### Consigne 1
D'après l'extrait sur Orwell, quelle est la première réaction des élèves à qui l'on met La Ferme des animaux entre les mains ?

L’épidémie qu’on vit actuellement à conduit les gouvernements
à prendre des mesures autoritaires qui posent aussi question sur la politique. Qui
sont les penseurs accessibles qui ont réfléchi à ces questions ?
Montesquieu, Rousseau, qui sont un peu lointains, Marx dont on se méfie
aujourd’hui. Restent des gens comme Camus ou Orwell qui bénéficient du statut
de classiques, restent abordables et ont eu le mérite de ne pas céder aux
sirènes de l’idéologie.
Orwell plus que Camus encore parce que la politique est
l’affaire de sa vie, la matière de son écriture. Je cite dans la préface Pourquoi j’écris, un essai qui montre à
quel point Orwell est lucide dans sa pratique de l’écriture : « C’est
toujours là où je n’avais pas de visée politique que j’ai écrit des livres sans
vie. »
Oui Orwell rentre en collision avec les problématiques de
notre temps d’autant que depuis la généralisation d’internet, le monde de 1984 est devenu possible. La Chine de XI
jinping n’en semble pas si éloignée que ça. Orwell avec ses analyses
politiques, avec ses romans nous donne les clés pour comprendre ce monde.
Quelle lecture de La Ferme des animaux peuvent faire des
jeunes d’aujourd’hui pour lesquels la référence au système soviétique est nettement
moins présente ? Peut-on justement (faut-il ?) déconnecter le texte
de son contexte ?
La première réaction des élèves à qui l’on met la Ferme des animaux entre les mains est
une réaction de rejet. Oh un livre de bébé… Le professeur qui veut faire lire
la Ferme des animaux est tout de
suite obligé de se justifier. Je suis assez reconnaissant aux éditions du Livre
de Poche Jeunese car ils ont trouvé une couverture attractive qui va nous
faciliter la tâche. Le regard de Napoléon qui embrase le monde est inquiétant à
souhait et montre tout de suite qu’on n’a pas affaire à une simple histoire
d’animaux.
Faut-il contextualiser ? Il y a deux écoles à ce sujet
et personnellement je n’ai pas de religion sur la question. J’ai fait mes
études à l’époque où le structuralisme dominait dans les universités, époque où
l’on ne se préoccupait peu du contexte où l’on pensait pouvoir démontrer la
littérarité d’une œuvre en observant les structures récurrentes, l’architecture
savante de l’œuvre. La vulgarisation du structuralisme, les schémas narratifs
qu’on n’interprète pas, les schémas actantiels sont un peu dévalorisés. Il
n’empêche que, pratiquée avec intelligence, c’est une méthode qui montre
quelque chose.

### Listing fourni
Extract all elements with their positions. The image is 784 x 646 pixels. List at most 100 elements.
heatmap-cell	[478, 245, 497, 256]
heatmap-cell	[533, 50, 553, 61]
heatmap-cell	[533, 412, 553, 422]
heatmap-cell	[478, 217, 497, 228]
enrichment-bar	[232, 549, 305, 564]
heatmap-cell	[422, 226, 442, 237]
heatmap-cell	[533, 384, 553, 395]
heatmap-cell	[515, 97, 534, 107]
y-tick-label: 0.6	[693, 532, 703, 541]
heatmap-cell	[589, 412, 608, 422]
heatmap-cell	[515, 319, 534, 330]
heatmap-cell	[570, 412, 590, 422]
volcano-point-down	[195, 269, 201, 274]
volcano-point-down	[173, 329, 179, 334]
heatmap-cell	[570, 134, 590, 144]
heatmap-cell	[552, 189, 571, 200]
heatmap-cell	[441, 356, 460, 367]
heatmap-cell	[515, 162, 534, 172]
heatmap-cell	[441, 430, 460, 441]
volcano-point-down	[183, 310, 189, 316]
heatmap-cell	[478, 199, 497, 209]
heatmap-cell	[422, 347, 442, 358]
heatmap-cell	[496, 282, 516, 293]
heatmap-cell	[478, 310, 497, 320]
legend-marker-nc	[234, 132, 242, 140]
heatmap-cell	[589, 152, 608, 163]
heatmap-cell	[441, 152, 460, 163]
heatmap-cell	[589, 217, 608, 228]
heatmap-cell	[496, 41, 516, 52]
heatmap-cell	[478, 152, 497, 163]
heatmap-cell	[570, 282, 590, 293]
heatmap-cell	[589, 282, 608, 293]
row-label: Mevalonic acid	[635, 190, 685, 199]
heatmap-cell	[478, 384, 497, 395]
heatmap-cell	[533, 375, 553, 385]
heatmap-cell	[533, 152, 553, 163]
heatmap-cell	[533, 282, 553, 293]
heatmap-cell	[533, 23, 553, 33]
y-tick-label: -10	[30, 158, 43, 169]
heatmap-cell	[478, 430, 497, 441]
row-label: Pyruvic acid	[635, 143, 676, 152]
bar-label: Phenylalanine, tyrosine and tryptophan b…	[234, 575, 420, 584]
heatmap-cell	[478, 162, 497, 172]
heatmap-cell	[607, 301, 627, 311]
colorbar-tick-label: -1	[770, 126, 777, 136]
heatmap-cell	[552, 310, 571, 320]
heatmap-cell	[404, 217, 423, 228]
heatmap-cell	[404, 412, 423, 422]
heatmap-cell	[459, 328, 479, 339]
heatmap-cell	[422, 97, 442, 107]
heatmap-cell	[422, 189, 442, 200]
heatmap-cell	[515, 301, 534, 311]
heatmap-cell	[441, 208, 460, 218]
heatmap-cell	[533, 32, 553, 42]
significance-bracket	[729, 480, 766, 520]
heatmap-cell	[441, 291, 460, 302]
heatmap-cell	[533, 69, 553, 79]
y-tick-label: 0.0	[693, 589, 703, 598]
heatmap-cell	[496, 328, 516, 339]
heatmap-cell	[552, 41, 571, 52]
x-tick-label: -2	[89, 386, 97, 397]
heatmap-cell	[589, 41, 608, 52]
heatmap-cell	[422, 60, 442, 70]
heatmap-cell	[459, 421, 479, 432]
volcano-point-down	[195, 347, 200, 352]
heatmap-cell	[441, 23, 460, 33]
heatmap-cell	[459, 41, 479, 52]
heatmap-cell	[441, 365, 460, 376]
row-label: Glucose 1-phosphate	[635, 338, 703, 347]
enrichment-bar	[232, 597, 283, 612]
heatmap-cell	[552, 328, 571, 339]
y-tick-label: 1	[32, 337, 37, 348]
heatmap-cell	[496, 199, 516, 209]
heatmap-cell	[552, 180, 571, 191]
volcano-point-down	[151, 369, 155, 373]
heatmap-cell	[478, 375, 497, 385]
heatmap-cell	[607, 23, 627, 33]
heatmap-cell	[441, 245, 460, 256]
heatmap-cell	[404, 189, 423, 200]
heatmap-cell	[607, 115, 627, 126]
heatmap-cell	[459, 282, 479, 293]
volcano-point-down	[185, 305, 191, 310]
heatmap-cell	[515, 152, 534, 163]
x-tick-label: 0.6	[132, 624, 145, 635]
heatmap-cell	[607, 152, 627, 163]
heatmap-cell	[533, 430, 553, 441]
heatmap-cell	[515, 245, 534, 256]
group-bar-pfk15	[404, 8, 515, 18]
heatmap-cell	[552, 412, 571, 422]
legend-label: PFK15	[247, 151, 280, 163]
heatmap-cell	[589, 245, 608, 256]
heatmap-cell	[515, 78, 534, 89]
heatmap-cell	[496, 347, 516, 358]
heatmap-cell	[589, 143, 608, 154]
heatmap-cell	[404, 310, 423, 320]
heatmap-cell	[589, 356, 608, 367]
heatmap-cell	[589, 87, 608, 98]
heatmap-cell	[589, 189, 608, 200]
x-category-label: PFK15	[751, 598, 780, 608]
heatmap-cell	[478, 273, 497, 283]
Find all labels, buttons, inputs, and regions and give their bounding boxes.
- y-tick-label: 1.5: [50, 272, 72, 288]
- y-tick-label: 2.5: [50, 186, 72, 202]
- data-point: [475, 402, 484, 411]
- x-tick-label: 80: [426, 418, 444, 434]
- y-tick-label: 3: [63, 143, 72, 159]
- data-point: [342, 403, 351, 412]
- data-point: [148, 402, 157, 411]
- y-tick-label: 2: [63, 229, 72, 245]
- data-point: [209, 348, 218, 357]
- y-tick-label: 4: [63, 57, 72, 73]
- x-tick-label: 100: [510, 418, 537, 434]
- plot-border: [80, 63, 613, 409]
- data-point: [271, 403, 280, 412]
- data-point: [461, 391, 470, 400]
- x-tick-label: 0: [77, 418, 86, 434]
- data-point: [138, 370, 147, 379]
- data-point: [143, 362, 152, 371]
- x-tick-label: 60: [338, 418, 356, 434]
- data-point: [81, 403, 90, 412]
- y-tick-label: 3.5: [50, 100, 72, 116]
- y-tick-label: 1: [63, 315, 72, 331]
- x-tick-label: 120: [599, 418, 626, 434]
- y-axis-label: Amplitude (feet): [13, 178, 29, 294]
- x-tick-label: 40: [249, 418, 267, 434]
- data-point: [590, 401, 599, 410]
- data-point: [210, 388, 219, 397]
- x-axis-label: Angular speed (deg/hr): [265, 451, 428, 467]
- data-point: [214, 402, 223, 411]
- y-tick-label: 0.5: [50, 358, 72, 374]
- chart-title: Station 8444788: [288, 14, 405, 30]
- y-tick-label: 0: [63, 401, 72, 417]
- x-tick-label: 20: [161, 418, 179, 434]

### Consigne 2
Recopiez à l'identique les lignes du listing, à partir de sa première ligne et jusqu'à la ligne contenant « 162, 497, 172] », ces deux lignes comprises.

### Réponse attendue 1
Une réaction de rejet.

### Réponse attendue 2
Extract all elements with their positions. The image is 784 x 646 pixels. List at most 100 elements.
heatmap-cell	[478, 245, 497, 256]
heatmap-cell	[533, 50, 553, 61]
heatmap-cell	[533, 412, 553, 422]
heatmap-cell	[478, 217, 497, 228]
enrichment-bar	[232, 549, 305, 564]
heatmap-cell	[422, 226, 442, 237]
heatmap-cell	[533, 384, 553, 395]
heatmap-cell	[515, 97, 534, 107]
y-tick-label: 0.6	[693, 532, 703, 541]
heatmap-cell	[589, 412, 608, 422]
heatmap-cell	[515, 319, 534, 330]
heatmap-cell	[570, 412, 590, 422]
volcano-point-down	[195, 269, 201, 274]
volcano-point-down	[173, 329, 179, 334]
heatmap-cell	[570, 134, 590, 144]
heatmap-cell	[552, 189, 571, 200]
heatmap-cell	[441, 356, 460, 367]
heatmap-cell	[515, 162, 534, 172]
heatmap-cell	[441, 430, 460, 441]
volcano-point-down	[183, 310, 189, 316]
heatmap-cell	[478, 199, 497, 209]
heatmap-cell	[422, 347, 442, 358]
heatmap-cell	[496, 282, 516, 293]
heatmap-cell	[478, 310, 497, 320]
legend-marker-nc	[234, 132, 242, 140]
heatmap-cell	[589, 152, 608, 163]
heatmap-cell	[441, 152, 460, 163]
heatmap-cell	[589, 217, 608, 228]
heatmap-cell	[496, 41, 516, 52]
heatmap-cell	[478, 152, 497, 163]
heatmap-cell	[570, 282, 590, 293]
heatmap-cell	[589, 282, 608, 293]
row-label: Mevalonic acid	[635, 190, 685, 199]
heatmap-cell	[478, 384, 497, 395]
heatmap-cell	[533, 375, 553, 385]
heatmap-cell	[533, 152, 553, 163]
heatmap-cell	[533, 282, 553, 293]
heatmap-cell	[533, 23, 553, 33]
y-tick-label: -10	[30, 158, 43, 169]
heatmap-cell	[478, 430, 497, 441]
row-label: Pyruvic acid	[635, 143, 676, 152]
bar-label: Phenylalanine, tyrosine and tryptophan b…	[234, 575, 420, 584]
heatmap-cell	[478, 162, 497, 172]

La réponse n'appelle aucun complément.